*WORK TO BE COMPLETED*: Repeat the whole listing exactly as written.

*EXERCISE MATERIALS*:
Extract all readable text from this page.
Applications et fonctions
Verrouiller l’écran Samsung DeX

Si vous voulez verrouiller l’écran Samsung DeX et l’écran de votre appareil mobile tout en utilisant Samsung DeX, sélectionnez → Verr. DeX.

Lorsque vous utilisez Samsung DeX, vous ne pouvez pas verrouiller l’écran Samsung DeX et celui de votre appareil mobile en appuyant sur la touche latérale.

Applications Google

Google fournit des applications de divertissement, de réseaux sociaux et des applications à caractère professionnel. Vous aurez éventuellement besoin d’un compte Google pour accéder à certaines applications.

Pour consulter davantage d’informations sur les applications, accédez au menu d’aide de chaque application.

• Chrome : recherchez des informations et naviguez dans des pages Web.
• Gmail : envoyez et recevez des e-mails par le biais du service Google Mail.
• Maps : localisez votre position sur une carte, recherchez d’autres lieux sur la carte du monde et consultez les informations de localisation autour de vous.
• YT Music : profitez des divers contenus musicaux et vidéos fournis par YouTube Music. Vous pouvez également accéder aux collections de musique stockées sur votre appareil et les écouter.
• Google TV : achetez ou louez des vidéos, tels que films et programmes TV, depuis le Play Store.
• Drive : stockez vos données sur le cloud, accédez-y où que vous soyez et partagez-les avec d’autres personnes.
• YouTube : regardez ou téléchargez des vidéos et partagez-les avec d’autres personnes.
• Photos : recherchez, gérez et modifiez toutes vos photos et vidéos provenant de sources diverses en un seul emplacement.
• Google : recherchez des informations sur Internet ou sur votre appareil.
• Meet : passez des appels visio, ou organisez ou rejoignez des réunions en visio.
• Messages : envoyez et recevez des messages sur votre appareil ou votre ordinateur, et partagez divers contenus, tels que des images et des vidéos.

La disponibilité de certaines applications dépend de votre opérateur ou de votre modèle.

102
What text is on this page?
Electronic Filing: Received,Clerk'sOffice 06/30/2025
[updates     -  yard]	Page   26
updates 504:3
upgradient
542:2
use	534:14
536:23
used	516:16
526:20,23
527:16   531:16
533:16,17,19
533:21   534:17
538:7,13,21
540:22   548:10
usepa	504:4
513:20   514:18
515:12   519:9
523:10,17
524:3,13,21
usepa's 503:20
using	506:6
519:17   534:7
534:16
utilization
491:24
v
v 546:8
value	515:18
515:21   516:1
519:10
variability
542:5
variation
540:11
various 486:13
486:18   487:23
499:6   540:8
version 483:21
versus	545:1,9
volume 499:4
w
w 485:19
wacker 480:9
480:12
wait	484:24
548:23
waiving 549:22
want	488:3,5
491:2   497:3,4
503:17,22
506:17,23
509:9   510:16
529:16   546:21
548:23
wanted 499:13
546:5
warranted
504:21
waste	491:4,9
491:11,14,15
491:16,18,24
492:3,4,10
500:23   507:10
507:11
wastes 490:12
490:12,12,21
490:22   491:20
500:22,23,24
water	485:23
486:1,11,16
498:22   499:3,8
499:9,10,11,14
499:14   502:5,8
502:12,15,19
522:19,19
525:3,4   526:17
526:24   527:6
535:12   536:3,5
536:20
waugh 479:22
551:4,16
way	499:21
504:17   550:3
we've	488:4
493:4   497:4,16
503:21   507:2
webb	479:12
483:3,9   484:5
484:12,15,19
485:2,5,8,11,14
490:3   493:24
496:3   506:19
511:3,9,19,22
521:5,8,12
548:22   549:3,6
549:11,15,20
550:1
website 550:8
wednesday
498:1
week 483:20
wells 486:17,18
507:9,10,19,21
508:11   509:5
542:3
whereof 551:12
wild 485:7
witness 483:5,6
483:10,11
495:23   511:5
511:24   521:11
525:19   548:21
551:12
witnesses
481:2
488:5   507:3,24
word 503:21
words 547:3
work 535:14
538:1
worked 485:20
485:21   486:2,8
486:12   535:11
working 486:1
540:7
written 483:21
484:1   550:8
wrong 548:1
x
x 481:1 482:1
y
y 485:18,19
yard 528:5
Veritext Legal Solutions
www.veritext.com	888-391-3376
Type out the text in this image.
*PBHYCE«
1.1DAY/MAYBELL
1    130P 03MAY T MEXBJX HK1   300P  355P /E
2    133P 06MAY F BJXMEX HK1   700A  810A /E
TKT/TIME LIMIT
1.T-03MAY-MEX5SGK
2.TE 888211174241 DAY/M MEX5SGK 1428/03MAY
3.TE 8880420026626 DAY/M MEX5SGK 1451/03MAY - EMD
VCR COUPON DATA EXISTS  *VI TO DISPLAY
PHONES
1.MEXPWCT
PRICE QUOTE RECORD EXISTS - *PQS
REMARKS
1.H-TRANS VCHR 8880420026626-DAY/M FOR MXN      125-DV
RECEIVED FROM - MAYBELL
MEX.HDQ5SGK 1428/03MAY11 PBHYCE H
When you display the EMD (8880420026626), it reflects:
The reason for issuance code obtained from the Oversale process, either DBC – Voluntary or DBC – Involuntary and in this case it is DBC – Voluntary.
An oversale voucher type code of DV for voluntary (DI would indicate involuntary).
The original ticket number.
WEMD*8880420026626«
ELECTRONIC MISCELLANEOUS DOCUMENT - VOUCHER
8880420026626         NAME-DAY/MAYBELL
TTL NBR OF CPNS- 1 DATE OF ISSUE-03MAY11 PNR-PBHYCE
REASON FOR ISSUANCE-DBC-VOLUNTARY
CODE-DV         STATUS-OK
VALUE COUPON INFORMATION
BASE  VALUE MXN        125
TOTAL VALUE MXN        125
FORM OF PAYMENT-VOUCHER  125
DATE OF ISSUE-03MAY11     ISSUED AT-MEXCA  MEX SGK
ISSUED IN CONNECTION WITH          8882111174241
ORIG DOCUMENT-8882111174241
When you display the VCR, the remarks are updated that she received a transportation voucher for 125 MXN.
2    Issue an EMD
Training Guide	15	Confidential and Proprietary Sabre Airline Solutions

*SOLUTION TO THIS TASK*:
Extract all readable text from this page.
Applications et fonctions
Verrouiller l’écran Samsung DeX

Si vous voulez verrouiller l’écran Samsung DeX et l’écran de votre appareil mobile tout en utilisant Samsung DeX, sélectionnez → Verr. DeX.

Lorsque vous utilisez Samsung DeX, vous ne pouvez pas verrouiller l’écran Samsung DeX et celui de votre appareil mobile en appuyant sur la touche latérale.

Applications Google

Google fournit des applications de divertissement, de réseaux sociaux et des applications à caractère professionnel. Vous aurez éventuellement besoin d’un compte Google pour accéder à certaines applications.

Pour consulter davantage d’informations sur les applications, accédez au menu d’aide de chaque application.

• Chrome : recherchez des informations et naviguez dans des pages Web.
• Gmail : envoyez et recevez des e-mails par le biais du service Google Mail.
• Maps : localisez votre position sur une carte, recherchez d’autres lieux sur la carte du monde et consultez les informations de localisation autour de vous.
• YT Music : profitez des divers contenus musicaux et vidéos fournis par YouTube Music. Vous pouvez également accéder aux collections de musique stockées sur votre appareil et les écouter.
• Google TV : achetez ou louez des vidéos, tels que films et programmes TV, depuis le Play Store.
• Drive : stockez vos données sur le cloud, accédez-y où que vous soyez et partagez-les avec d’autres personnes.
• YouTube : regardez ou téléchargez des vidéos et partagez-les avec d’autres personnes.
• Photos : recherchez, gérez et modifiez toutes vos photos et vidéos provenant de sources diverses en un seul emplacement.
• Google : recherchez des informations sur Internet ou sur votre appareil.
• Meet : passez des appels visio, ou organisez ou rejoignez des réunions en visio.
• Messages : envoyez et recevez des messages sur votre appareil ou votre ordinateur, et partagez divers contenus, tels que des images et des vidéos.

La disponibilité de certaines applications dépend de votre opérateur ou de votre modèle.

102
What text is on this page?
Electronic Filing: Received,Clerk'sOffice 06/30/2025
[updates     -  yard]	Page   26
updates 504:3
upgradient
542:2
use	534:14
536:23
used	516:16
526:20,23
527:16   531:16
533:16,17,19
533:21   534:17
538:7,13,21
540:22   548:10
usepa	504:4
513:20   514:18
515:12   519:9
523:10,17
524:3,13,21
usepa's 503:20
using	506:6
519:17   534:7
534:16
utilization
491:24
v
v 546:8
value	515:18
515:21   516:1
519:10
variability
542:5
variation
540:11
various 486:13
486:18   487:23
499:6   540:8
version 483:21
versus	545:1,9
volume 499:4
w
w 485:19
wacker 480:9
480:12
wait	484:24
548:23
waiving 549:22
want	488:3,5
491:2   497:3,4
503:17,22
506:17,23
509:9   510:16
529:16   546:21
548:23
wanted 499:13
546:5
warranted
504:21
waste	491:4,9
491:11,14,15
491:16,18,24
492:3,4,10
500:23   507:10
507:11
wastes 490:12
490:12,12,21
490:22   491:20
500:22,23,24
water	485:23
486:1,11,16
498:22   499:3,8
499:9,10,11,14
499:14   502:5,8
502:12,15,19
522:19,19
525:3,4   526:17
526:24   527:6
535:12   536:3,5
536:20
waugh 479:22
551:4,16
way	499:21
504:17   550:3
we've	488:4
493:4   497:4,16
503:21   507:2
webb	479:12
483:3,9   484:5
484:12,15,19
485:2,5,8,11,14
490:3   493:24
496:3   506:19
511:3,9,19,22
521:5,8,12
548:22   549:3,6
549:11,15,20
550:1
website 550:8
wednesday
498:1
week 483:20
wells 486:17,18
507:9,10,19,21
508:11   509:5
542:3
whereof 551:12
wild 485:7
witness 483:5,6
483:10,11
495:23   511:5
511:24   521:11
525:19   548:21
551:12
witnesses
481:2
488:5   507:3,24
word 503:21
words 547:3
work 535:14
538:1
worked 485:20
485:21   486:2,8
486:12   535:11
working 486:1
540:7
written 483:21
484:1   550:8
wrong 548:1
x
x 481:1 482:1
y
y 485:18,19
yard 528:5
Veritext Legal Solutions
www.veritext.com	888-391-3376
Type out the text in this image.
*PBHYCE«
1.1DAY/MAYBELL
1    130P 03MAY T MEXBJX HK1   300P  355P /E
2    133P 06MAY F BJXMEX HK1   700A  810A /E
TKT/TIME LIMIT
1.T-03MAY-MEX5SGK
2.TE 888211174241 DAY/M MEX5SGK 1428/03MAY
3.TE 8880420026626 DAY/M MEX5SGK 1451/03MAY - EMD
VCR COUPON DATA EXISTS  *VI TO DISPLAY
PHONES
1.MEXPWCT
PRICE QUOTE RECORD EXISTS - *PQS
REMARKS
1.H-TRANS VCHR 8880420026626-DAY/M FOR MXN      125-DV
RECEIVED FROM - MAYBELL
MEX.HDQ5SGK 1428/03MAY11 PBHYCE H
When you display the EMD (8880420026626), it reflects:
The reason for issuance code obtained from the Oversale process, either DBC – Voluntary or DBC – Involuntary and in this case it is DBC – Voluntary.
An oversale voucher type code of DV for voluntary (DI would indicate involuntary).
The original ticket number.
WEMD*8880420026626«
ELECTRONIC MISCELLANEOUS DOCUMENT - VOUCHER
8880420026626         NAME-DAY/MAYBELL
TTL NBR OF CPNS- 1 DATE OF ISSUE-03MAY11 PNR-PBHYCE
REASON FOR ISSUANCE-DBC-VOLUNTARY
CODE-DV         STATUS-OK
VALUE COUPON INFORMATION
BASE  VALUE MXN        125
TOTAL VALUE MXN        125
FORM OF PAYMENT-VOUCHER  125
DATE OF ISSUE-03MAY11     ISSUED AT-MEXCA  MEX SGK
ISSUED IN CONNECTION WITH          8882111174241
ORIG DOCUMENT-8882111174241
When you display the VCR, the remarks are updated that she received a transportation voucher for 125 MXN.
2    Issue an EMD
Training Guide	15	Confidential and Proprietary Sabre Airline Solutions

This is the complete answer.